[Records excerpted from a collection]
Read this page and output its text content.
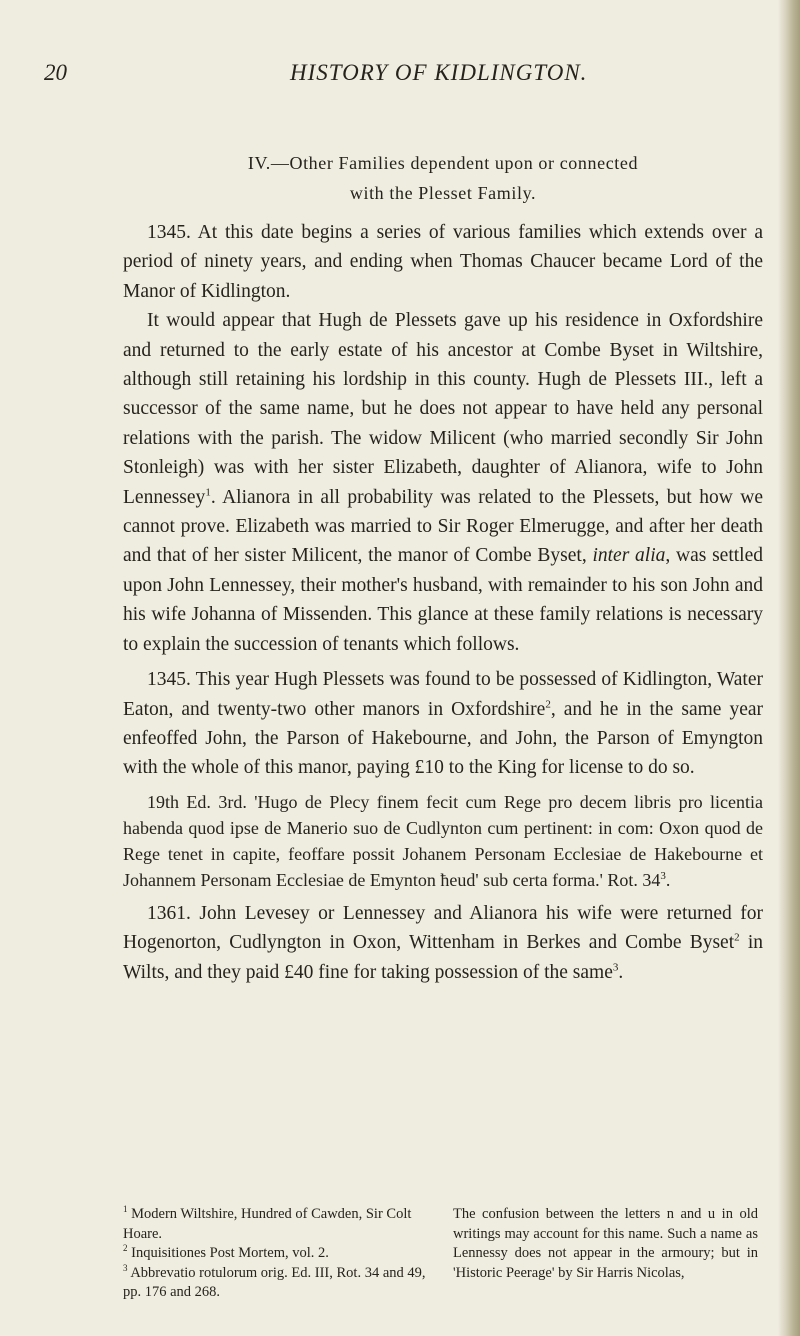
20	HISTORY OF KIDLINGTON.
IV.—Other Families dependent upon or connected
with the Plesset Family.

1345. At this date begins a series of various families which extends over a period of ninety years, and ending when Thomas Chaucer became Lord of the Manor of Kidlington.

It would appear that Hugh de Plessets gave up his residence in Oxfordshire and returned to the early estate of his ancestor at Combe Byset in Wiltshire, although still retaining his lordship in this county. Hugh de Plessets III., left a successor of the same name, but he does not appear to have held any personal relations with the parish. The widow Milicent (who married secondly Sir John Stonleigh) was with her sister Elizabeth, daughter of Alianora, wife to John Lennessey$^1$. Alianora in all probability was related to the Plessets, but how we cannot prove. Elizabeth was married to Sir Roger Elmerugge, and after her death and that of her sister Milicent, the manor of Combe Byset, inter alia, was settled upon John Lennessey, their mother's husband, with remainder to his son John and his wife Johanna of Missenden. This glance at these family relations is necessary to explain the succession of tenants which follows.

1345. This year Hugh Plessets was found to be possessed of Kidlington, Water Eaton, and twenty-two other manors in Oxfordshire$^2$, and he in the same year enfeoffed John, the Parson of Hakebourne, and John, the Parson of Emyngton with the whole of this manor, paying £10 to the King for license to do so.

19th Ed. 3rd. 'Hugo de Plecy finem fecit cum Rege pro decem libris pro licentia habenda quod ipse de Manerio suo de Cudlynton cum pertinent: in com: Oxon quod de Rege tenet in capite, feoffare possit Johanem Personam Ecclesiae de Hakebourne et Johannem Personam Ecclesiae de Emynton ħeud' sub certa forma.' Rot. $34^3$.

1361. John Levesey or Lennessey and Alianora his wife were returned for Hogenorton, Cudlyngton in Oxon, Wittenham in Berkes and Combe Byset$^2$ in Wilts, and they paid £40 fine for taking possession of the same$^3$.

$^1$ Modern Wiltshire, Hundred of Cawden, Sir Colt Hoare.

$^2$ Inquisitiones Post Mortem, vol. 2.

$^3$ Abbrevatio rotulorum orig. Ed. III, Rot. 34 and 49, pp. 176 and 268.

The confusion between the letters n and u in old writings may account for this name. Such a name as Lennessy does not appear in the armoury; but in 'Historic Peerage' by Sir Harris Nicolas,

# GOAL
Check each line of these records for the string "name" and state only how many lines have it.

# RESPONSE FOR THIS EXERCISE
2